● **PROMPT**:
Extract each record and reproduce it exactly.

● **GIVEN RECORDS**:

• • •

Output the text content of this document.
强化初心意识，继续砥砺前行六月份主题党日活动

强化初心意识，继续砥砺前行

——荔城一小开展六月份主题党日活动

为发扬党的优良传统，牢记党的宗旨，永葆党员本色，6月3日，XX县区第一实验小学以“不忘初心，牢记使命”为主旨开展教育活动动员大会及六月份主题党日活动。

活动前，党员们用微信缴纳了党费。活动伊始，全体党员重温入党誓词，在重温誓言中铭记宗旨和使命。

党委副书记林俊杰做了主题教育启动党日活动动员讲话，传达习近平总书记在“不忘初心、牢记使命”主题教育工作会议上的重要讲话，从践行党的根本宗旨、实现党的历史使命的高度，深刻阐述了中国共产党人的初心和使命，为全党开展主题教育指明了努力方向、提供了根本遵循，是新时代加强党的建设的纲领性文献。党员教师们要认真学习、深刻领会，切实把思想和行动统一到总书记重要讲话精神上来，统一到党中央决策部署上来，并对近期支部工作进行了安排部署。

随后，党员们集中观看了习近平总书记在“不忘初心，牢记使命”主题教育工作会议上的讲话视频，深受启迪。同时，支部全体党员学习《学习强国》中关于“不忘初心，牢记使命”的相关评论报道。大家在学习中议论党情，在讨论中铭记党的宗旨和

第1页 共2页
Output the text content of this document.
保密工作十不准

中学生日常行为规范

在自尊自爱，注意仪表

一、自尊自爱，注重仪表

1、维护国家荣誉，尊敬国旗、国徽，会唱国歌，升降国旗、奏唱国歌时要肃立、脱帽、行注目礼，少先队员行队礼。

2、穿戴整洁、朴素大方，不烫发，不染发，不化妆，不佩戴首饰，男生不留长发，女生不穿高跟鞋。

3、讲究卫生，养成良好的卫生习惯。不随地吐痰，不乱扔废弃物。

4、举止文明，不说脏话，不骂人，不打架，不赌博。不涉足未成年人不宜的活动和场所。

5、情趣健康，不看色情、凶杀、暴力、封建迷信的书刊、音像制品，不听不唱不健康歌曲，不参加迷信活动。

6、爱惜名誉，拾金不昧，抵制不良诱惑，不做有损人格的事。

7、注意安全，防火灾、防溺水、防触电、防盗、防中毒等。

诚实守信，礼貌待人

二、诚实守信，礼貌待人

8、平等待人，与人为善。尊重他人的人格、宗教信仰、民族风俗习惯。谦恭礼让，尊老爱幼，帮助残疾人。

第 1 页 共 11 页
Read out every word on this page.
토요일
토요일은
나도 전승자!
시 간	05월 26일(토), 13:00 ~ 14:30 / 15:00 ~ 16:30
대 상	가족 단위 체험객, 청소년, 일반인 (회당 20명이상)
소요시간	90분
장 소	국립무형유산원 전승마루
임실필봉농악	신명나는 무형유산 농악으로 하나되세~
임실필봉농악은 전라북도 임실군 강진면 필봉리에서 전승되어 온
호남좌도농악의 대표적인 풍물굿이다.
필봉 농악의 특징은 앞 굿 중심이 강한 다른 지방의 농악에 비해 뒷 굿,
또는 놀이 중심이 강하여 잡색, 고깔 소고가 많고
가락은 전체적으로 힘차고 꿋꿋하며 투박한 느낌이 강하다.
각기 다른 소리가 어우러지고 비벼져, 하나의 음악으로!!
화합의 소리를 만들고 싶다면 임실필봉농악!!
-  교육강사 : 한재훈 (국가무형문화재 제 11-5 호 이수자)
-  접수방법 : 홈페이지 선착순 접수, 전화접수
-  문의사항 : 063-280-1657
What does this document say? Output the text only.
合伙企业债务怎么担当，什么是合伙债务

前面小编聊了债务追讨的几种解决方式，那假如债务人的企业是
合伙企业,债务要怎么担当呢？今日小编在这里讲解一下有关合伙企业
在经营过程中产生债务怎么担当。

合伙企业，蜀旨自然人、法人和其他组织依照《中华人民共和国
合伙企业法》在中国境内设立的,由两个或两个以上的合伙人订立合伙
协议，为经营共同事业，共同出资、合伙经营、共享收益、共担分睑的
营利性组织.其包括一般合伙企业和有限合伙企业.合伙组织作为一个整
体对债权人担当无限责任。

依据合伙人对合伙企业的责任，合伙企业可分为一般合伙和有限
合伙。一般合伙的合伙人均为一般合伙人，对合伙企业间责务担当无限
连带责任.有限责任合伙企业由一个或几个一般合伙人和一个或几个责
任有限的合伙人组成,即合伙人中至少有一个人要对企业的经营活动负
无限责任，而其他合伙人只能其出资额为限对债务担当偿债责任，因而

• • •

● **SOLUTION**:
Output the text content of this document.
强化初心意识，继续砥砺前行六月份主题党日活动

强化初心意识，继续砥砺前行

——荔城一小开展六月份主题党日活动

为发扬党的优良传统，牢记党的宗旨，永葆党员本色，6月3日，XX县区第一实验小学以“不忘初心，牢记使命”为主旨开展教育活动动员大会及六月份主题党日活动。

活动前，党员们用微信缴纳了党费。活动伊始，全体党员重温入党誓词，在重温誓言中铭记宗旨和使命。

党委副书记林俊杰做了主题教育启动党日活动动员讲话，传达习近平总书记在“不忘初心、牢记使命”主题教育工作会议上的重要讲话，从践行党的根本宗旨、实现党的历史使命的高度，深刻阐述了中国共产党人的初心和使命，为全党开展主题教育指明了努力方向、提供了根本遵循，是新时代加强党的建设的纲领性文献。党员教师们要认真学习、深刻领会，切实把思想和行动统一到总书记重要讲话精神上来，统一到党中央决策部署上来，并对近期支部工作进行了安排部署。

随后，党员们集中观看了习近平总书记在“不忘初心，牢记使命”主题教育工作会议上的讲话视频，深受启迪。同时，支部全体党员学习《学习强国》中关于“不忘初心，牢记使命”的相关评论报道。大家在学习中议论党情，在讨论中铭记党的宗旨和

第1页 共2页
Output the text content of this document.
保密工作十不准

中学生日常行为规范

在自尊自爱，注意仪表

一、自尊自爱，注重仪表

1、维护国家荣誉，尊敬国旗、国徽，会唱国歌，升降国旗、奏唱国歌时要肃立、脱帽、行注目礼，少先队员行队礼。

2、穿戴整洁、朴素大方，不烫发，不染发，不化妆，不佩戴首饰，男生不留长发，女生不穿高跟鞋。

3、讲究卫生，养成良好的卫生习惯。不随地吐痰，不乱扔废弃物。

4、举止文明，不说脏话，不骂人，不打架，不赌博。不涉足未成年人不宜的活动和场所。

5、情趣健康，不看色情、凶杀、暴力、封建迷信的书刊、音像制品，不听不唱不健康歌曲，不参加迷信活动。

6、爱惜名誉，拾金不昧，抵制不良诱惑，不做有损人格的事。

7、注意安全，防火灾、防溺水、防触电、防盗、防中毒等。

诚实守信，礼貌待人

二、诚实守信，礼貌待人

8、平等待人，与人为善。尊重他人的人格、宗教信仰、民族风俗习惯。谦恭礼让，尊老爱幼，帮助残疾人。

第 1 页 共 11 页
Read out every word on this page.
토요일
토요일은
나도 전승자!
시 간	05월 26일(토), 13:00 ~ 14:30 / 15:00 ~ 16:30
대 상	가족 단위 체험객, 청소년, 일반인 (회당 20명이상)
소요시간	90분
장 소	국립무형유산원 전승마루
임실필봉농악	신명나는 무형유산 농악으로 하나되세~
임실필봉농악은 전라북도 임실군 강진면 필봉리에서 전승되어 온
호남좌도농악의 대표적인 풍물굿이다.
필봉 농악의 특징은 앞 굿 중심이 강한 다른 지방의 농악에 비해 뒷 굿,
또는 놀이 중심이 강하여 잡색, 고깔 소고가 많고
가락은 전체적으로 힘차고 꿋꿋하며 투박한 느낌이 강하다.
각기 다른 소리가 어우러지고 비벼져, 하나의 음악으로!!
화합의 소리를 만들고 싶다면 임실필봉농악!!
-  교육강사 : 한재훈 (국가무형문화재 제 11-5 호 이수자)
-  접수방법 : 홈페이지 선착순 접수, 전화접수
-  문의사항 : 063-280-1657
What does this document say? Output the text only.
合伙企业债务怎么担当，什么是合伙债务

前面小编聊了债务追讨的几种解决方式，那假如债务人的企业是
合伙企业,债务要怎么担当呢？今日小编在这里讲解一下有关合伙企业
在经营过程中产生债务怎么担当。

合伙企业，蜀旨自然人、法人和其他组织依照《中华人民共和国
合伙企业法》在中国境内设立的,由两个或两个以上的合伙人订立合伙
协议，为经营共同事业，共同出资、合伙经营、共享收益、共担分睑的
营利性组织.其包括一般合伙企业和有限合伙企业.合伙组织作为一个整
体对债权人担当无限责任。

依据合伙人对合伙企业的责任，合伙企业可分为一般合伙和有限
合伙。一般合伙的合伙人均为一般合伙人，对合伙企业间责务担当无限
连带责任.有限责任合伙企业由一个或几个一般合伙人和一个或几个责
任有限的合伙人组成,即合伙人中至少有一个人要对企业的经营活动负
无限责任，而其他合伙人只能其出资额为限对债务担当偿债责任，因而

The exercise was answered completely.